◆ Written request
From the listing below, extract each line containing the string "this".

◆ Data rows
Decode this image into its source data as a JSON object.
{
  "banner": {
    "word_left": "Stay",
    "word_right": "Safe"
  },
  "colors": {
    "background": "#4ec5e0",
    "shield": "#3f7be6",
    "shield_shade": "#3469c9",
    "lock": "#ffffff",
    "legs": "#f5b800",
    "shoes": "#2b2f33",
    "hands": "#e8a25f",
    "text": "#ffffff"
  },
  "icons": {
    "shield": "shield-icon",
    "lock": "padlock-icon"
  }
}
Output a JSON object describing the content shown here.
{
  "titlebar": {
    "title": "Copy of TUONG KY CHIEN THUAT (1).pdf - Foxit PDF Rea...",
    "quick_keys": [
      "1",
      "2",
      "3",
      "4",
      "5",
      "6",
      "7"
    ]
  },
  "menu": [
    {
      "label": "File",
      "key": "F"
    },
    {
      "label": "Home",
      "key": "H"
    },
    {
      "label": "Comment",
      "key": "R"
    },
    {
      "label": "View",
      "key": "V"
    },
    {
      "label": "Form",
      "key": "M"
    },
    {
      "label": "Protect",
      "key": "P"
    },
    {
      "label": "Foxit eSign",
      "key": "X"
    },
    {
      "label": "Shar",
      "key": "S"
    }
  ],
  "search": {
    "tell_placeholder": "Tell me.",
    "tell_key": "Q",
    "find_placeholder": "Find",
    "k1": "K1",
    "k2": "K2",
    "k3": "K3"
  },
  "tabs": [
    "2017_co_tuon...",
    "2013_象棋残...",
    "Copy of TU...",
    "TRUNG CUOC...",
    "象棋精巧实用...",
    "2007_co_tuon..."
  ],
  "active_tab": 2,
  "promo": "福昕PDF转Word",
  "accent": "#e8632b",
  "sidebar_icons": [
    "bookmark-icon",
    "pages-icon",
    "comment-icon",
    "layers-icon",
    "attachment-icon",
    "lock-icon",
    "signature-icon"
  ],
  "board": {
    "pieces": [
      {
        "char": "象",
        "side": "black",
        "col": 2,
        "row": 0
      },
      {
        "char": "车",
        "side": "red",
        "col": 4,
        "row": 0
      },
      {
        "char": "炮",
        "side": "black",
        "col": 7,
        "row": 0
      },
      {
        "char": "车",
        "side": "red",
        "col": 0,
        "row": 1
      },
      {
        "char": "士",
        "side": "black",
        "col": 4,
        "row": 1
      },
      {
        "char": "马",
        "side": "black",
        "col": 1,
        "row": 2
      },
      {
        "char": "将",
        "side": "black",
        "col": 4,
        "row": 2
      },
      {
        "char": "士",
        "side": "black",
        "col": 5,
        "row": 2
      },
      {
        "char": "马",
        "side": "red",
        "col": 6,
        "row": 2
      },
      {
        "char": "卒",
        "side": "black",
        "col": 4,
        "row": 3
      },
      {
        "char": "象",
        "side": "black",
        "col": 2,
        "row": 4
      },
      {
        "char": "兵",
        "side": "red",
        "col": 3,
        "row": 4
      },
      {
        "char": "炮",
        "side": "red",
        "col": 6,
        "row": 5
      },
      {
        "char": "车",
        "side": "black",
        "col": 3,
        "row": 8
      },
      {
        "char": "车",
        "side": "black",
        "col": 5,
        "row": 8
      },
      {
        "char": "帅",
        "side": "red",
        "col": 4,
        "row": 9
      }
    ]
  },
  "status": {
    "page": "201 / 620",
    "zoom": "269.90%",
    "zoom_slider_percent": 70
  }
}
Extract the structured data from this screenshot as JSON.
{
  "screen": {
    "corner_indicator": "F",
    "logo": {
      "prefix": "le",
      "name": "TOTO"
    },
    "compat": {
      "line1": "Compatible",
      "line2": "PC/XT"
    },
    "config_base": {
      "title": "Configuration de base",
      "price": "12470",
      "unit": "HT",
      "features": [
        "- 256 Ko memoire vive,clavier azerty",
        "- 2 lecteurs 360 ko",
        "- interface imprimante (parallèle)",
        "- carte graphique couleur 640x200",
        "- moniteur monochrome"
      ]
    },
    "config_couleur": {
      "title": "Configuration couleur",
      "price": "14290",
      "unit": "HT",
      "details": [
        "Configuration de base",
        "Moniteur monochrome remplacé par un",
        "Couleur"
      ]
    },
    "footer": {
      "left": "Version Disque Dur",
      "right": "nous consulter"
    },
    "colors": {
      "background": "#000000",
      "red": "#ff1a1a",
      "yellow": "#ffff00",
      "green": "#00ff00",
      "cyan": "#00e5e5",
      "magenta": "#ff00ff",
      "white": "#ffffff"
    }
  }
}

◆ Correct output
Decode this image into its source data as a JSON object.
Extract the structured data from this screenshot as JSON.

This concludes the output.